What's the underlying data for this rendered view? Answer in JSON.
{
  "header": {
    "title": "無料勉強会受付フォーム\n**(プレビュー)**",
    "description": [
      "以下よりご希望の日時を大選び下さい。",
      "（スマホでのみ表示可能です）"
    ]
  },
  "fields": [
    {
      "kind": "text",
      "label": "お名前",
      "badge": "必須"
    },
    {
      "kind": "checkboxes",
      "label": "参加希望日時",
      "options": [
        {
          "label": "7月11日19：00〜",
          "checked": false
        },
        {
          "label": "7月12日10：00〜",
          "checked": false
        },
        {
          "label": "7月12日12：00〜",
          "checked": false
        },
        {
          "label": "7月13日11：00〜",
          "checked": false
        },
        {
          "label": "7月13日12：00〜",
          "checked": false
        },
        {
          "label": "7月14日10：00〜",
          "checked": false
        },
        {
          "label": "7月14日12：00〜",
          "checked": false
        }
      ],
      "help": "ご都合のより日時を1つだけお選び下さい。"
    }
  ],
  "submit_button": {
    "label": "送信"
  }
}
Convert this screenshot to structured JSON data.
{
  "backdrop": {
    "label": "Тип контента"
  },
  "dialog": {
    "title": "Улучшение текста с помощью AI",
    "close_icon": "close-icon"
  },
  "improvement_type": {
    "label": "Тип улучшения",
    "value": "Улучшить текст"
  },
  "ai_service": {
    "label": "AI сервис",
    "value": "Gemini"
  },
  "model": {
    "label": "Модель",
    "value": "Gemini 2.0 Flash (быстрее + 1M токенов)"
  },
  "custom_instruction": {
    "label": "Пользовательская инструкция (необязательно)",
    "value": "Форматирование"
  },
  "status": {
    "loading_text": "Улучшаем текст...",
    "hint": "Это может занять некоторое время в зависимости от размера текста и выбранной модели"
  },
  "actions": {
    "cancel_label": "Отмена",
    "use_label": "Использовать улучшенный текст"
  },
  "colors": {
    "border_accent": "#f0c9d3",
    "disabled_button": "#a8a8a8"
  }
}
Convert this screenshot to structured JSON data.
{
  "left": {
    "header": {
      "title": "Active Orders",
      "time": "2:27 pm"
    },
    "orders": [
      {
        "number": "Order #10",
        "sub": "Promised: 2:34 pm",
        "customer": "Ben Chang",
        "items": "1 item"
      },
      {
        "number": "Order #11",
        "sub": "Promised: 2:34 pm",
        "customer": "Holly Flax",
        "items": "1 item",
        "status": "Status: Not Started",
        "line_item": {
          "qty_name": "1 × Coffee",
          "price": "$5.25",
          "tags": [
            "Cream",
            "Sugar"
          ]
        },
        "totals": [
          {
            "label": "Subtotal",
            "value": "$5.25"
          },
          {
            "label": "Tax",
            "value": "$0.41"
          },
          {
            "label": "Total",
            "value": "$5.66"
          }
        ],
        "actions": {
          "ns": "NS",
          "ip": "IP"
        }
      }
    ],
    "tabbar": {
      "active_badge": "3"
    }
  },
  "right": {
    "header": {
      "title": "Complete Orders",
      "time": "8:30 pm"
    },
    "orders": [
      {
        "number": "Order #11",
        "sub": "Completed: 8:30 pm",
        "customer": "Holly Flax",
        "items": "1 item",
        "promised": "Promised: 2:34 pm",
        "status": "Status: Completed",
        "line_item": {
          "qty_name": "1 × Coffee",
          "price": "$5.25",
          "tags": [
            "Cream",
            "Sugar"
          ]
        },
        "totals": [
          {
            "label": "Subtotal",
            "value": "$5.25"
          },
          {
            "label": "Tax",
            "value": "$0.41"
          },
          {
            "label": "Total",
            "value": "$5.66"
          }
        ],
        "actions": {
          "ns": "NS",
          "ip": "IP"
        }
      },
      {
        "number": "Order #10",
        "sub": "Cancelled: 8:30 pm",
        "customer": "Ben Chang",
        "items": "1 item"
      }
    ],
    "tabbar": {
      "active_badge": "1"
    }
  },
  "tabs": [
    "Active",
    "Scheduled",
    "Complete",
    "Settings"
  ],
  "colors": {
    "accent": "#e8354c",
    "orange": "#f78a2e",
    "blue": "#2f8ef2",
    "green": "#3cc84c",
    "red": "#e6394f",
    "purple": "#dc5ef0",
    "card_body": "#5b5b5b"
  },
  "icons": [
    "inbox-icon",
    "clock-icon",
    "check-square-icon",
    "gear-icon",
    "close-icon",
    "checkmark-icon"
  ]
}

· · · · · · ·

:: Aim of the exercise ::
Identify each line containing the string "status" and copy it out.

:: Output for this task ::
  "status": {
        "status": "Status: Not Started",
        "status": "Status: Completed",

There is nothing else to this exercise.